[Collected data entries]
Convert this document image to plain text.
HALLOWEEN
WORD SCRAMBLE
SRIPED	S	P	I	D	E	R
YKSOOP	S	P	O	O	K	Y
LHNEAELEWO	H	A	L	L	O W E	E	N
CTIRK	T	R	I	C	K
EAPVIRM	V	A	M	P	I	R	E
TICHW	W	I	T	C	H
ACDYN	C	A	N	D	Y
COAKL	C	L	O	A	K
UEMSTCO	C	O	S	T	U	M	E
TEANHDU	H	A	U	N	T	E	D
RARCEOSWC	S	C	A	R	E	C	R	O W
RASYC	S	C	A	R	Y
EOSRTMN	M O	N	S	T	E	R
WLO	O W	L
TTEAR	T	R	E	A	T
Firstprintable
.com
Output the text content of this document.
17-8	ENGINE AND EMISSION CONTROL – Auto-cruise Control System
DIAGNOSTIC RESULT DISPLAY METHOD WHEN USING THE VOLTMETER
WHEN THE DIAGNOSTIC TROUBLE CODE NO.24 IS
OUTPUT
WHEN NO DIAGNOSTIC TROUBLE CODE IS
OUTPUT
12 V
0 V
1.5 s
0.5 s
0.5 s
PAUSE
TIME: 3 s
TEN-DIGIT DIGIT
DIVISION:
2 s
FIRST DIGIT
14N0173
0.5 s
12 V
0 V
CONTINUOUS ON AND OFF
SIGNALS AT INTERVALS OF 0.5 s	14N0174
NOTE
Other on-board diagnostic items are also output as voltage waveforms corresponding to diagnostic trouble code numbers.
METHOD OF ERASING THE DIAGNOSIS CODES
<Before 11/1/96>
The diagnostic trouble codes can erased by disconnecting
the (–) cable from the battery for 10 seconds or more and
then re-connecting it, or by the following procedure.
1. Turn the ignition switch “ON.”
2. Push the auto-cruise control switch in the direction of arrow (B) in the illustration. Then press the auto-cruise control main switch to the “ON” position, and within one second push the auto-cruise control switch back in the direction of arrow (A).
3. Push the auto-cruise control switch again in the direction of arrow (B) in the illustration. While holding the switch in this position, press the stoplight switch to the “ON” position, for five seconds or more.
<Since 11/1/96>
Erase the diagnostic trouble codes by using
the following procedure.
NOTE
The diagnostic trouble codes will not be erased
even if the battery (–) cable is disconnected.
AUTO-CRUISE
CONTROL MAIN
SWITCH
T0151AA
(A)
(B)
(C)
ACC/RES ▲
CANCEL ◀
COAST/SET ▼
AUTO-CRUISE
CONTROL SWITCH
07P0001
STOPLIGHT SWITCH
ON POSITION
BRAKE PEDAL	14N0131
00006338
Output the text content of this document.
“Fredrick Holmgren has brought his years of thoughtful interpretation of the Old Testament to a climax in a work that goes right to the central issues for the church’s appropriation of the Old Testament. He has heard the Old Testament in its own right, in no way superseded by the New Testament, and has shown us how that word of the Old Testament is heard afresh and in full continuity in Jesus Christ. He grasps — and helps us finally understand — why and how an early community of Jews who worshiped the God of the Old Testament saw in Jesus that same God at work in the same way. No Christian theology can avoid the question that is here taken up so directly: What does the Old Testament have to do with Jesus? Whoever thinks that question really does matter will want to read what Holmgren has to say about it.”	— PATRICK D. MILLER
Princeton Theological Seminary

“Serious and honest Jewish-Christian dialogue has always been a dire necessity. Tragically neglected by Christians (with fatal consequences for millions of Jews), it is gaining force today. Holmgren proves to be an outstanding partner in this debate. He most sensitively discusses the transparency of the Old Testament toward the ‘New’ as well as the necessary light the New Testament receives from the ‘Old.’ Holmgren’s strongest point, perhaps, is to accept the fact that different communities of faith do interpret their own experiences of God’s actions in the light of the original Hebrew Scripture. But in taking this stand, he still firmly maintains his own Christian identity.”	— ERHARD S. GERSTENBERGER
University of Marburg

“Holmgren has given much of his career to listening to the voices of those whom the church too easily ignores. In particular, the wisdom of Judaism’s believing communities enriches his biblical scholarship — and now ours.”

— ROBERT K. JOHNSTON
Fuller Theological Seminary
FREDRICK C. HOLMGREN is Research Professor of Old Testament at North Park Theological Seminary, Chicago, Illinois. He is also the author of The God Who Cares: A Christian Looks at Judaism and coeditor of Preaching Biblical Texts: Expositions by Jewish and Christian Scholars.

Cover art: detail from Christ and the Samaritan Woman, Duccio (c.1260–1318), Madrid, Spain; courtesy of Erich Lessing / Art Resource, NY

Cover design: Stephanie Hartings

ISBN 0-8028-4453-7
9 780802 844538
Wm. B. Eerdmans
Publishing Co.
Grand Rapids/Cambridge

» REQUIREMENTS: Report only how many lines in the records contain the word "arrow".

» CORRECT ANSWER: 2